**Data supplied**

□ □ □ □ □ □ □

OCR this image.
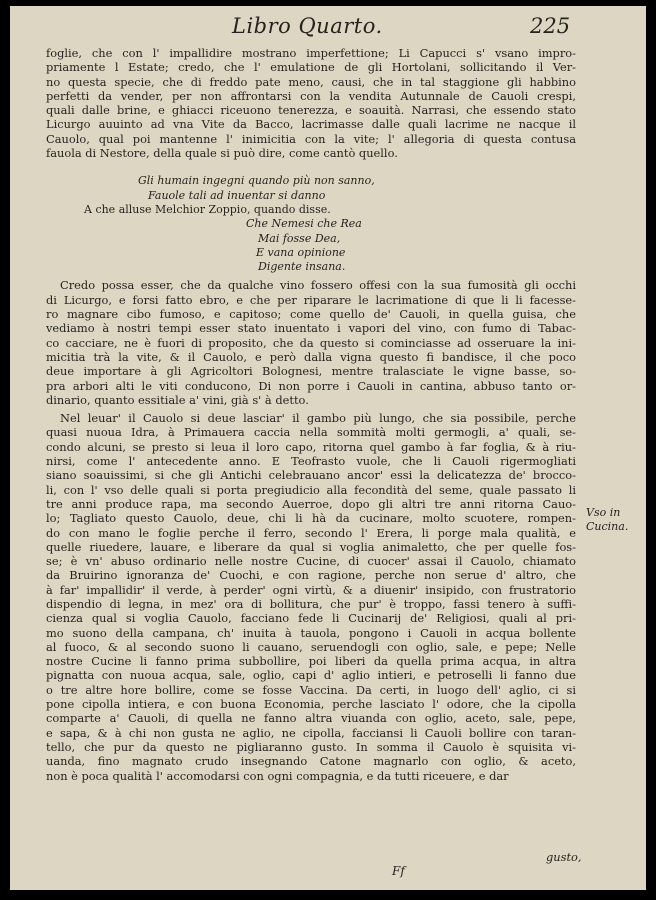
Libro Quarto.	225
foglie, che con l' impallidire mostrano imperfettione; Li Capucci s' vsano impro-
priamente l Estate; credo, che l' emulatione de gli Hortolani, sollicitando il Ver-
no questa specie, che di freddo pate meno, causi, che in tal staggione gli habbino
perfetti da vender, per non affrontarsi con la vendita Autunnale de Cauoli crespi,
quali dalle brine, e ghiacci riceuono tenerezza, e soauità. Narrasi, che essendo stato
Licurgo auuinto ad vna Vite da Bacco, lacrimasse dalle quali lacrime ne nacque il
Cauolo, qual poi mantenne l' inimicitia con la vite; l' allegoria di questa contusa
fauola di Nestore, della quale si può dire, come cantò quello.
Gli humain ingegni quando più non sanno,
Fauole tali ad inuentar si danno
A che alluse Melchior Zoppio, quando disse.
Che Nemesi che Rea
Mai fosse Dea,
E vana opinione
Digente insana.
Credo possa esser, che da qualche vino fossero offesi con la sua fumosità gli occhi
di Licurgo, e forsi fatto ebro, e che per riparare le lacrimatione di que li li facesse-
ro magnare cibo fumoso, e capitoso; come quello de' Cauoli, in quella guisa, che
vediamo à nostri tempi esser stato inuentato i vapori del vino, con fumo di Tabac-
co cacciare, ne è fuori di proposito, che da questo si cominciasse ad osseruare la ini-
micitia trà la vite, & il Cauolo, e però dalla vigna questo fi bandisce, il che poco
deue importare à gli Agricoltori Bolognesi, mentre tralasciate le vigne basse, so-
pra arbori alti le viti conducono, Di non porre i Cauoli in cantina, abbuso tanto or-
dinario, quanto essitiale a' vini, già s' à detto.
Nel leuar' il Cauolo si deue lasciar' il gambo più lungo, che sia possibile, perche
quasi nuoua Idra, à Primauera caccia nella sommità molti germogli, a' quali, se-
condo alcuni, se presto si leua il loro capo, ritorna quel gambo à far foglia, & à riu-
nirsi, come l' antecedente anno. E Teofrasto vuole, che li Cauoli rigermogliati
siano soauissimi, si che gli Antichi celebrauano ancor' essi la delicatezza de' brocco-
li, con l' vso delle quali si porta pregiudicio alla fecondità del seme, quale passato li
tre anni produce rapa, ma secondo Auerroe, dopo gli altri tre anni ritorna Cauo-
lo; Tagliato questo Cauolo, deue, chi li hà da cucinare, molto scuotere, rompen-
do con mano le foglie perche il ferro, secondo l' Erera, li porge mala qualità, e
quelle riuedere, lauare, e liberare da qual si voglia animaletto, che per quelle fos-
se; è vn' abuso ordinario nelle nostre Cucine, di cuocer' assai il Cauolo, chiamato
da Bruirino ignoranza de' Cuochi, e con ragione, perche non serue d' altro, che
à far' impallidir' il verde, à perder' ogni virtù, & a diuenir' insipido, con frustratorio
dispendio di legna, in mez' ora di bollitura, che pur' è troppo, fassi tenero à suffi-
cienza qual si voglia Cauolo, facciano fede li Cucinarij de' Religiosi, quali al pri-
mo suono della campana, ch' inuita à tauola, pongono i Cauoli in acqua bollente
al fuoco, & al secondo suono li cauano, seruendogli con oglio, sale, e pepe; Nelle
nostre Cucine li fanno prima subbollire, poi liberi da quella prima acqua, in altra
pignatta con nuoua acqua, sale, oglio, capi d' aglio intieri, e petroselli li fanno due
o tre altre hore bollire, come se fosse Vaccina. Da certi, in luogo dell' aglio, ci si
pone cipolla intiera, e con buona Economia, perche lasciato l' odore, che la cipolla
comparte a' Cauoli, di quella ne fanno altra viuanda con oglio, aceto, sale, pepe,
e sapa, & à chi non gusta ne aglio, ne cipolla, facciansi li Cauoli bollire con taran-
tello, che pur da questo ne pigliaranno gusto. In somma il Cauolo è squisita vi-
uanda, fino magnato crudo insegnando Catone magnarlo con oglio, & aceto,
non è poca qualità l' accomodarsi con ogni compagnia, e da tutti riceuere, e dar
Vso in
Cucina.
gusto,
Ff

□ □ □ □ □ □ □

**Work to be completed**
Check each line of the records above for the string "nuoua", and report every line that has it.

**Full answer**
quasi nuoua Idra, à Primauera caccia nella sommità molti germogli, a' quali, se-
pignatta con nuoua acqua, sale, oglio, capi d' aglio intieri, e petroselli li fanno due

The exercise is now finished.